Written task | Repeat only the lines from the one holding "Extract the chart's" down to the last line of the listing below, including both of those lines.

Input material |
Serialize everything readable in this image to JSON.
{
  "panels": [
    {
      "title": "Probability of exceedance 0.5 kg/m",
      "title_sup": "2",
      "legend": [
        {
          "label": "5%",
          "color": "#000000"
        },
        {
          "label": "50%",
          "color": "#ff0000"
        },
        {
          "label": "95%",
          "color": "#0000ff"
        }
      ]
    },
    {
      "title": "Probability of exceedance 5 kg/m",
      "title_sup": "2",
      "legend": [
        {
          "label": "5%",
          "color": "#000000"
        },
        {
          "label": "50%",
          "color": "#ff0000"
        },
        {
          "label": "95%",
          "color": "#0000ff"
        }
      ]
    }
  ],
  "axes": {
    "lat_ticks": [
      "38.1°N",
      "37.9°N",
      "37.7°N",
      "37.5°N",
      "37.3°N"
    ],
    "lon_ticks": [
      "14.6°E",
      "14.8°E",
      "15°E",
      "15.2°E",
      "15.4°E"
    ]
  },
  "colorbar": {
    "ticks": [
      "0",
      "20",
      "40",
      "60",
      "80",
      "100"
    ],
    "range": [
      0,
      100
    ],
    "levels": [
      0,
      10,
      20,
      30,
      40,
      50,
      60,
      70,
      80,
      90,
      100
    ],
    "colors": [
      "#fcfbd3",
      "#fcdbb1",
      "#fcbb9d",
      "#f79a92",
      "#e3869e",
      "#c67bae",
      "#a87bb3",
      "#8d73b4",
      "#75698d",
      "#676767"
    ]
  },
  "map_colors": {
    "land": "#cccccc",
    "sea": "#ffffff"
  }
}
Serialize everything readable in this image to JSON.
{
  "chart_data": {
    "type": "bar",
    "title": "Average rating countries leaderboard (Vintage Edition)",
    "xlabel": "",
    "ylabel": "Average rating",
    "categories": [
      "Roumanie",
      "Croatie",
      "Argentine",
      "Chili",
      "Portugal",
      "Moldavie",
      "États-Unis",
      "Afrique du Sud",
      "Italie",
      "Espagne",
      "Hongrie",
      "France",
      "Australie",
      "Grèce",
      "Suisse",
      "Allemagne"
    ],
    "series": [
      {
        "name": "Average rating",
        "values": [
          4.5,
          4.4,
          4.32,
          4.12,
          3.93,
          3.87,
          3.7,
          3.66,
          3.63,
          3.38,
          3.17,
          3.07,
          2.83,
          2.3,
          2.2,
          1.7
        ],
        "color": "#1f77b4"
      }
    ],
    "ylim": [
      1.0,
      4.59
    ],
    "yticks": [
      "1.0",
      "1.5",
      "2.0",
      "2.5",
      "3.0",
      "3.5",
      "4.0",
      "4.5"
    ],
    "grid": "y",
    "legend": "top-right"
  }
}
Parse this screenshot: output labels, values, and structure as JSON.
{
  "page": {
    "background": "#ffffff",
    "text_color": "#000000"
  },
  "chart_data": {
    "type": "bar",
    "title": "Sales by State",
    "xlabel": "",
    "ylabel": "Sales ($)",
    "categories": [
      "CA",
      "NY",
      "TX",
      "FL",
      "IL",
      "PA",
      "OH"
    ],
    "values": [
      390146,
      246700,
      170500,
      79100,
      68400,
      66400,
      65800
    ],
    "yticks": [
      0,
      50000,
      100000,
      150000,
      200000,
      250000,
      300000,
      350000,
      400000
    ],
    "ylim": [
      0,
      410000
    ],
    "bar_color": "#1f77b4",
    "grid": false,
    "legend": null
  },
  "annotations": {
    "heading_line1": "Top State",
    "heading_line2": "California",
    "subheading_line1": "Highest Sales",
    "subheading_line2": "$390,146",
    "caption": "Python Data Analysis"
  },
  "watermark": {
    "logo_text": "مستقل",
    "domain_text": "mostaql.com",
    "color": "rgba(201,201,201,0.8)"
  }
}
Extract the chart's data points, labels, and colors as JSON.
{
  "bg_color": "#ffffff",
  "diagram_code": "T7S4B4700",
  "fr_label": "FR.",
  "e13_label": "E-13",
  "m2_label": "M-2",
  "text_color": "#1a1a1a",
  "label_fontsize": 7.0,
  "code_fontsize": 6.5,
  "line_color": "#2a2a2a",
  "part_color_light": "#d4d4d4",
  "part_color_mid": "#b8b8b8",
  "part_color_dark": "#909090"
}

Solution to the exercise |
Extract the chart's data points, labels, and colors as JSON.
{
  "bg_color": "#ffffff",
  "diagram_code": "T7S4B4700",
  "fr_label": "FR.",
  "e13_label": "E-13",
  "m2_label": "M-2",
  "text_color": "#1a1a1a",
  "label_fontsize": 7.0,
  "code_fontsize": 6.5,
  "line_color": "#2a2a2a",
  "part_color_light": "#d4d4d4",
  "part_color_mid": "#b8b8b8",
  "part_color_dark": "#909090"
}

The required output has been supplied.